→ **Your task**
For each line in the data below that holds "series", return a copy.

→ **Data to use**

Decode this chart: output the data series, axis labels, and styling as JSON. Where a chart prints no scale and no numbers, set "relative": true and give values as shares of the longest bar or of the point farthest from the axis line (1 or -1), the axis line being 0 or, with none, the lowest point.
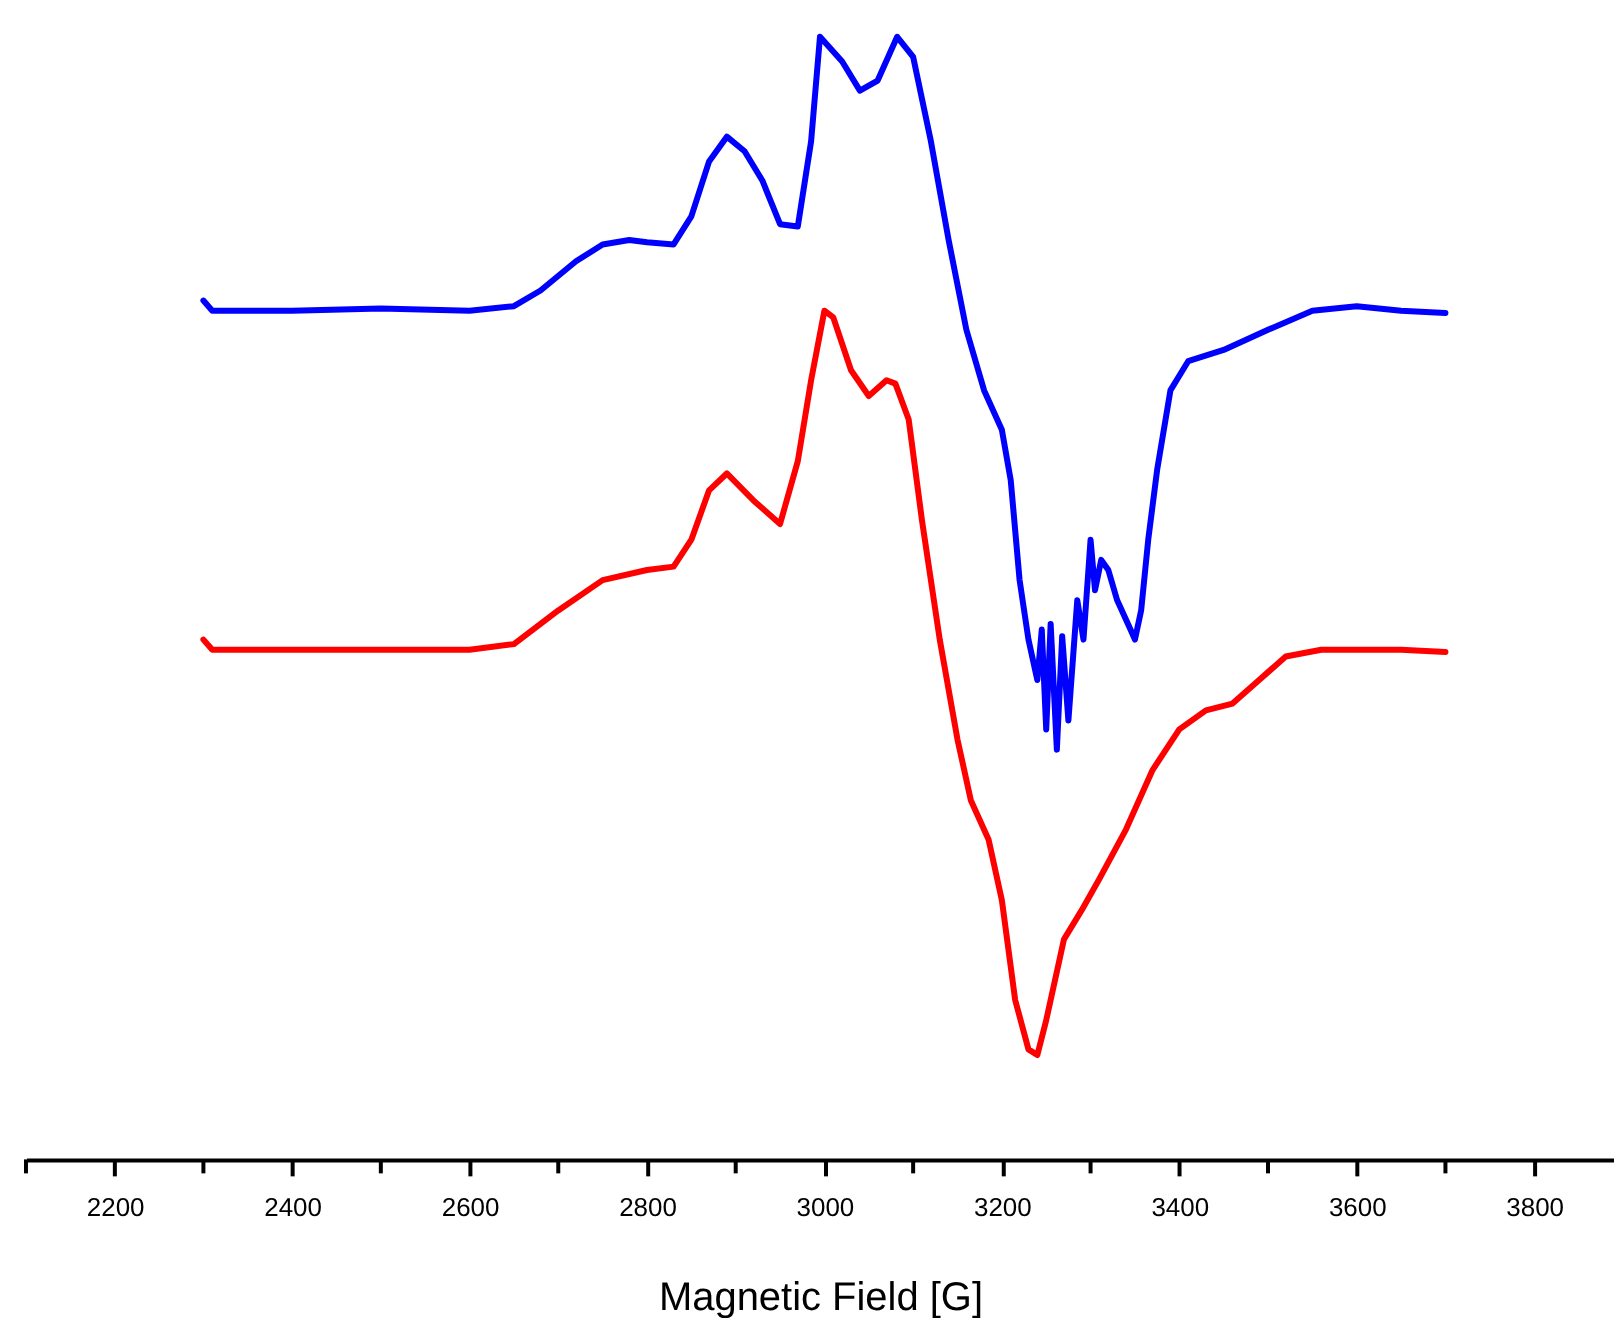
{
  "chart_data": {
    "type": "line",
    "relative": true,
    "xlabel": "Magnetic Field [G]",
    "xlim": [
      2100,
      3890
    ],
    "xticks": [
      {
        "value": 2100,
        "label": null
      },
      2200,
      {
        "value": 2300,
        "label": null
      },
      2400,
      {
        "value": 2500,
        "label": null
      },
      2600,
      {
        "value": 2700,
        "label": null
      },
      2800,
      {
        "value": 2900,
        "label": null
      },
      3000,
      {
        "value": 3100,
        "label": null
      },
      3200,
      {
        "value": 3300,
        "label": null
      },
      3400,
      {
        "value": 3500,
        "label": null
      },
      3600,
      {
        "value": 3700,
        "label": null
      },
      3800
    ],
    "grid": false,
    "series": [
      {
        "color": "#0000ff",
        "x": [
          2300,
          2310,
          2400,
          2500,
          2600,
          2650,
          2680,
          2720,
          2750,
          2780,
          2800,
          2830,
          2850,
          2870,
          2890,
          2910,
          2930,
          2950,
          2970,
          2985,
          2995,
          3020,
          3040,
          3060,
          3082,
          3100,
          3120,
          3140,
          3160,
          3180,
          3200,
          3210,
          3220,
          3230,
          3240,
          3245,
          3250,
          3255,
          3262,
          3268,
          3275,
          3285,
          3292,
          3300,
          3305,
          3312,
          3320,
          3330,
          3345,
          3350,
          3357,
          3365,
          3375,
          3390,
          3410,
          3450,
          3500,
          3550,
          3600,
          3650,
          3700
        ],
        "values": [
          0.765,
          0.756,
          0.756,
          0.758,
          0.756,
          0.76,
          0.774,
          0.8,
          0.815,
          0.819,
          0.817,
          0.815,
          0.84,
          0.889,
          0.911,
          0.898,
          0.872,
          0.833,
          0.831,
          0.907,
          1.0,
          0.978,
          0.952,
          0.961,
          1.0,
          0.982,
          0.907,
          0.819,
          0.739,
          0.685,
          0.65,
          0.605,
          0.516,
          0.463,
          0.427,
          0.472,
          0.383,
          0.477,
          0.365,
          0.466,
          0.391,
          0.498,
          0.463,
          0.552,
          0.507,
          0.534,
          0.525,
          0.498,
          0.472,
          0.463,
          0.489,
          0.552,
          0.614,
          0.685,
          0.711,
          0.721,
          0.739,
          0.756,
          0.76,
          0.756,
          0.754
        ]
      },
      {
        "color": "#ff0000",
        "x": [
          2300,
          2310,
          2400,
          2500,
          2600,
          2650,
          2700,
          2750,
          2800,
          2830,
          2850,
          2870,
          2890,
          2920,
          2950,
          2970,
          2985,
          3000,
          3010,
          3030,
          3050,
          3070,
          3080,
          3095,
          3110,
          3130,
          3150,
          3165,
          3185,
          3200,
          3215,
          3230,
          3240,
          3250,
          3270,
          3290,
          3310,
          3340,
          3370,
          3400,
          3430,
          3460,
          3490,
          3520,
          3560,
          3600,
          3650,
          3700
        ],
        "values": [
          0.463,
          0.454,
          0.454,
          0.454,
          0.454,
          0.459,
          0.489,
          0.516,
          0.525,
          0.528,
          0.552,
          0.596,
          0.611,
          0.587,
          0.566,
          0.622,
          0.694,
          0.756,
          0.75,
          0.703,
          0.68,
          0.694,
          0.691,
          0.659,
          0.569,
          0.463,
          0.374,
          0.32,
          0.285,
          0.231,
          0.142,
          0.098,
          0.093,
          0.124,
          0.196,
          0.222,
          0.25,
          0.294,
          0.347,
          0.383,
          0.4,
          0.406,
          0.427,
          0.448,
          0.454,
          0.454,
          0.454,
          0.452
        ]
      }
    ]
  }
}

→ **Task result**
Decode this chart: output the data series, axis labels, and styling as JSON. Where a chart prints no scale and no numbers, set "relative": true and give values as shares of the longest bar or of the point farthest from the axis line (1 or -1), the axis line being 0 or, with none, the lowest point.
    "series": [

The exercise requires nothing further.